## Task prompt:
Repeat all of the material below exactly as written, images excluded.

## Available data:
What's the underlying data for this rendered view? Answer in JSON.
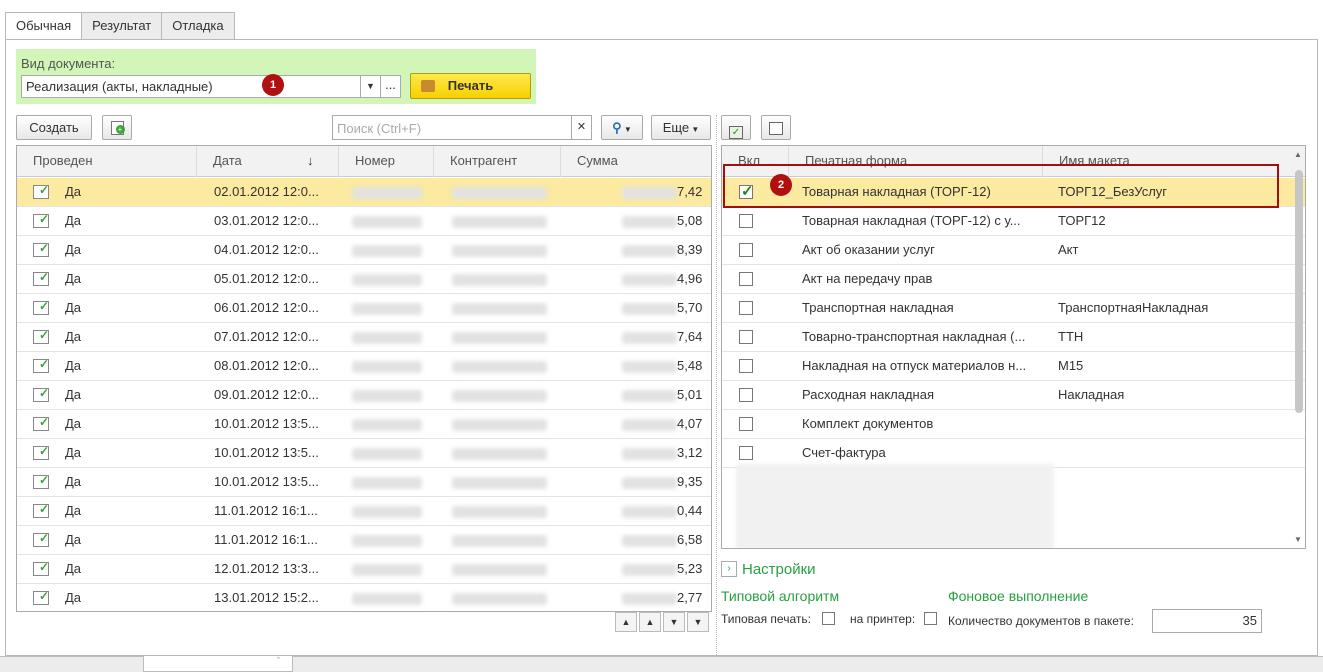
{
  "tabs": [
    "Обычная",
    "Результат",
    "Отладка"
  ],
  "doc_type": {
    "label": "Вид документа:",
    "value": "Реализация (акты, накладные)",
    "more": "..."
  },
  "print_label": "Печать",
  "markers": {
    "m1": "1",
    "m2": "2"
  },
  "toolbar": {
    "create": "Создать",
    "search_placeholder": "Поиск (Ctrl+F)",
    "more": "Еще"
  },
  "docs": {
    "columns": [
      "Проведен",
      "Дата",
      "Номер",
      "Контрагент",
      "Сумма"
    ],
    "rows": [
      {
        "posted": "Да",
        "date": "02.01.2012 12:0...",
        "sum_tail": "7,42"
      },
      {
        "posted": "Да",
        "date": "03.01.2012 12:0...",
        "sum_tail": "5,08"
      },
      {
        "posted": "Да",
        "date": "04.01.2012 12:0...",
        "sum_tail": "8,39"
      },
      {
        "posted": "Да",
        "date": "05.01.2012 12:0...",
        "sum_tail": "4,96"
      },
      {
        "posted": "Да",
        "date": "06.01.2012 12:0...",
        "sum_tail": "5,70"
      },
      {
        "posted": "Да",
        "date": "07.01.2012 12:0...",
        "sum_tail": "7,64"
      },
      {
        "posted": "Да",
        "date": "08.01.2012 12:0...",
        "sum_tail": "5,48"
      },
      {
        "posted": "Да",
        "date": "09.01.2012 12:0...",
        "sum_tail": "5,01"
      },
      {
        "posted": "Да",
        "date": "10.01.2012 13:5...",
        "sum_tail": "4,07"
      },
      {
        "posted": "Да",
        "date": "10.01.2012 13:5...",
        "sum_tail": "3,12"
      },
      {
        "posted": "Да",
        "date": "10.01.2012 13:5...",
        "sum_tail": "9,35"
      },
      {
        "posted": "Да",
        "date": "11.01.2012 16:1...",
        "sum_tail": "0,44"
      },
      {
        "posted": "Да",
        "date": "11.01.2012 16:1...",
        "sum_tail": "6,58"
      },
      {
        "posted": "Да",
        "date": "12.01.2012 13:3...",
        "sum_tail": "5,23"
      },
      {
        "posted": "Да",
        "date": "13.01.2012 15:2...",
        "sum_tail": "2,77"
      }
    ]
  },
  "forms": {
    "columns": [
      "Вкл",
      "Печатная форма",
      "Имя макета"
    ],
    "rows": [
      {
        "checked": true,
        "name": "Товарная накладная (ТОРГ-12)",
        "template": "ТОРГ12_БезУслуг"
      },
      {
        "checked": false,
        "name": "Товарная накладная (ТОРГ-12) с у...",
        "template": "ТОРГ12"
      },
      {
        "checked": false,
        "name": "Акт об оказании услуг",
        "template": "Акт"
      },
      {
        "checked": false,
        "name": "Акт на передачу прав",
        "template": ""
      },
      {
        "checked": false,
        "name": "Транспортная накладная",
        "template": "ТранспортнаяНакладная"
      },
      {
        "checked": false,
        "name": "Товарно-транспортная накладная (...",
        "template": "ТТН"
      },
      {
        "checked": false,
        "name": "Накладная на отпуск материалов н...",
        "template": "М15"
      },
      {
        "checked": false,
        "name": "Расходная накладная",
        "template": "Накладная"
      },
      {
        "checked": false,
        "name": "Комплект документов",
        "template": ""
      },
      {
        "checked": false,
        "name": "Счет-фактура",
        "template": ""
      }
    ]
  },
  "settings": {
    "title": "Настройки",
    "typical": "Типовой алгоритм",
    "background": "Фоновое выполнение",
    "typical_print": "Типовая печать:",
    "to_printer": "на принтер:",
    "batch_label": "Количество документов в пакете:",
    "batch_value": "35"
  },
  "colors": {
    "accent_green": "#28a040",
    "selection": "#fbeaa0",
    "print_button": "#ffe94d",
    "marker": "#b01010"
  }
}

## Task answer:
What's the underlying data for this rendered view? Answer in JSON.
{
  "tabs": [
    "Обычная",
    "Результат",
    "Отладка"
  ],
  "doc_type": {
    "label": "Вид документа:",
    "value": "Реализация (акты, накладные)",
    "more": "..."
  },
  "print_label": "Печать",
  "markers": {
    "m1": "1",
    "m2": "2"
  },
  "toolbar": {
    "create": "Создать",
    "search_placeholder": "Поиск (Ctrl+F)",
    "more": "Еще"
  },
  "docs": {
    "columns": [
      "Проведен",
      "Дата",
      "Номер",
      "Контрагент",
      "Сумма"
    ],
    "rows": [
      {
        "posted": "Да",
        "date": "02.01.2012 12:0...",
        "sum_tail": "7,42"
      },
      {
        "posted": "Да",
        "date": "03.01.2012 12:0...",
        "sum_tail": "5,08"
      },
      {
        "posted": "Да",
        "date": "04.01.2012 12:0...",
        "sum_tail": "8,39"
      },
      {
        "posted": "Да",
        "date": "05.01.2012 12:0...",
        "sum_tail": "4,96"
      },
      {
        "posted": "Да",
        "date": "06.01.2012 12:0...",
        "sum_tail": "5,70"
      },
      {
        "posted": "Да",
        "date": "07.01.2012 12:0...",
        "sum_tail": "7,64"
      },
      {
        "posted": "Да",
        "date": "08.01.2012 12:0...",
        "sum_tail": "5,48"
      },
      {
        "posted": "Да",
        "date": "09.01.2012 12:0...",
        "sum_tail": "5,01"
      },
      {
        "posted": "Да",
        "date": "10.01.2012 13:5...",
        "sum_tail": "4,07"
      },
      {
        "posted": "Да",
        "date": "10.01.2012 13:5...",
        "sum_tail": "3,12"
      },
      {
        "posted": "Да",
        "date": "10.01.2012 13:5...",
        "sum_tail": "9,35"
      },
      {
        "posted": "Да",
        "date": "11.01.2012 16:1...",
        "sum_tail": "0,44"
      },
      {
        "posted": "Да",
        "date": "11.01.2012 16:1...",
        "sum_tail": "6,58"
      },
      {
        "posted": "Да",
        "date": "12.01.2012 13:3...",
        "sum_tail": "5,23"
      },
      {
        "posted": "Да",
        "date": "13.01.2012 15:2...",
        "sum_tail": "2,77"
      }
    ]
  },
  "forms": {
    "columns": [
      "Вкл",
      "Печатная форма",
      "Имя макета"
    ],
    "rows": [
      {
        "checked": true,
        "name": "Товарная накладная (ТОРГ-12)",
        "template": "ТОРГ12_БезУслуг"
      },
      {
        "checked": false,
        "name": "Товарная накладная (ТОРГ-12) с у...",
        "template": "ТОРГ12"
      },
      {
        "checked": false,
        "name": "Акт об оказании услуг",
        "template": "Акт"
      },
      {
        "checked": false,
        "name": "Акт на передачу прав",
        "template": ""
      },
      {
        "checked": false,
        "name": "Транспортная накладная",
        "template": "ТранспортнаяНакладная"
      },
      {
        "checked": false,
        "name": "Товарно-транспортная накладная (...",
        "template": "ТТН"
      },
      {
        "checked": false,
        "name": "Накладная на отпуск материалов н...",
        "template": "М15"
      },
      {
        "checked": false,
        "name": "Расходная накладная",
        "template": "Накладная"
      },
      {
        "checked": false,
        "name": "Комплект документов",
        "template": ""
      },
      {
        "checked": false,
        "name": "Счет-фактура",
        "template": ""
      }
    ]
  },
  "settings": {
    "title": "Настройки",
    "typical": "Типовой алгоритм",
    "background": "Фоновое выполнение",
    "typical_print": "Типовая печать:",
    "to_printer": "на принтер:",
    "batch_label": "Количество документов в пакете:",
    "batch_value": "35"
  },
  "colors": {
    "accent_green": "#28a040",
    "selection": "#fbeaa0",
    "print_button": "#ffe94d",
    "marker": "#b01010"
  }
}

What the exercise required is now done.